Copy all the entries below exactly, but not the pictures.

________________

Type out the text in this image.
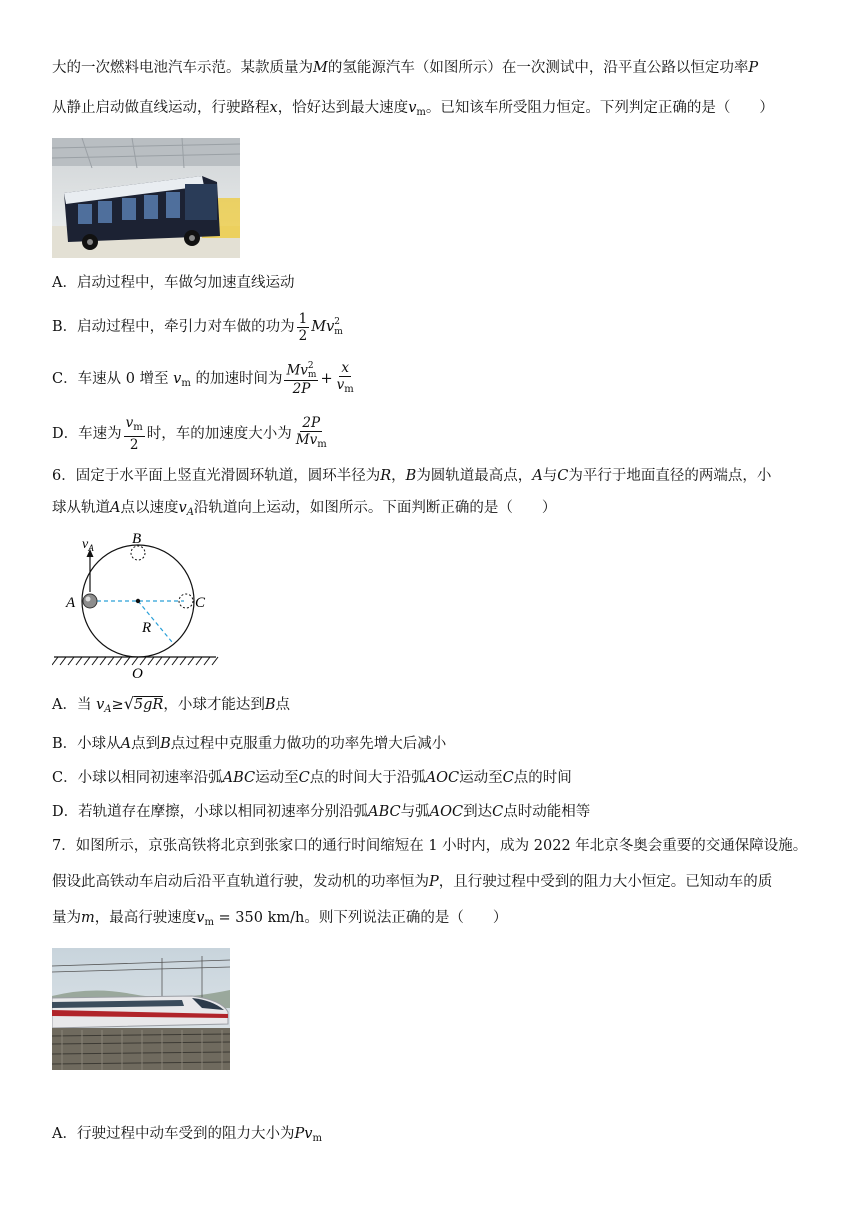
大的一次燃料电池汽车示范。某款质量为M的氢能源汽车（如图所示）在一次测试中，沿平直公路以恒定功率P
从静止启动做直线运动，行驶路程x，恰好达到最大速度$v_m$。已知该车所受阻力恒定。下列判定正确的是（　　）
A．启动过程中，车做匀加速直线运动
B．启动过程中，牵引力对车做的功为 $\frac{1}{2}$ Mv 2
m
C．车速从 0 增至 $v_m$ 的加速时间为 Mv 2
m
$2P + \frac{x}{v_m}$
D．车速为 $\frac{v_m}{2}$ 时，车的加速度大小为 $\frac{2P}{Mv_m}$
6．固定于水平面上竖直光滑圆环轨道，圆环半径为R，B为圆轨道最高点，A与C为平行于地面直径的两端点，小
球从轨道A点以速度$v_A$沿轨道向上运动，如图所示。下面判断正确的是（　　）
$v_A$
B
A	C
R
O
A．当 $v_A\ge√5gR$，小球才能达到B点
B．小球从A点到B点过程中克服重力做功的功率先增大后减小
C．小球以相同初速率沿弧ABC运动至C点的时间大于沿弧AOC运动至C点的时间
D．若轨道存在摩擦，小球以相同初速率分别沿弧ABC与弧AOC到达C点时动能相等
7．如图所示，京张高铁将北京到张家口的通行时间缩短在 1 小时内，成为 2022 年北京冬奥会重要的交通保障设施。
假设此高铁动车启动后沿平直轨道行驶，发动机的功率恒为P，且行驶过程中受到的阻力大小恒定。已知动车的质
量为m，最高行驶速度$v_m = 350$ km/h。则下列说法正确的是（　　）
A．行驶过程中动车受到的阻力大小为$Pv_m$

________________

◆ Answer to the exercise ◆
Type out the text in this image.
大的一次燃料电池汽车示范。某款质量为M的氢能源汽车（如图所示）在一次测试中，沿平直公路以恒定功率P
从静止启动做直线运动，行驶路程x，恰好达到最大速度$v_m$。已知该车所受阻力恒定。下列判定正确的是（　　）
A．启动过程中，车做匀加速直线运动
B．启动过程中，牵引力对车做的功为 $\frac{1}{2}$ Mv 2
m
C．车速从 0 增至 $v_m$ 的加速时间为 Mv 2
m
$2P + \frac{x}{v_m}$
D．车速为 $\frac{v_m}{2}$ 时，车的加速度大小为 $\frac{2P}{Mv_m}$
6．固定于水平面上竖直光滑圆环轨道，圆环半径为R，B为圆轨道最高点，A与C为平行于地面直径的两端点，小
球从轨道A点以速度$v_A$沿轨道向上运动，如图所示。下面判断正确的是（　　）
$v_A$
B
A	C
R
O
A．当 $v_A\ge√5gR$，小球才能达到B点
B．小球从A点到B点过程中克服重力做功的功率先增大后减小
C．小球以相同初速率沿弧ABC运动至C点的时间大于沿弧AOC运动至C点的时间
D．若轨道存在摩擦，小球以相同初速率分别沿弧ABC与弧AOC到达C点时动能相等
7．如图所示，京张高铁将北京到张家口的通行时间缩短在 1 小时内，成为 2022 年北京冬奥会重要的交通保障设施。
假设此高铁动车启动后沿平直轨道行驶，发动机的功率恒为P，且行驶过程中受到的阻力大小恒定。已知动车的质
量为m，最高行驶速度$v_m = 350$ km/h。则下列说法正确的是（　　）
A．行驶过程中动车受到的阻力大小为$Pv_m$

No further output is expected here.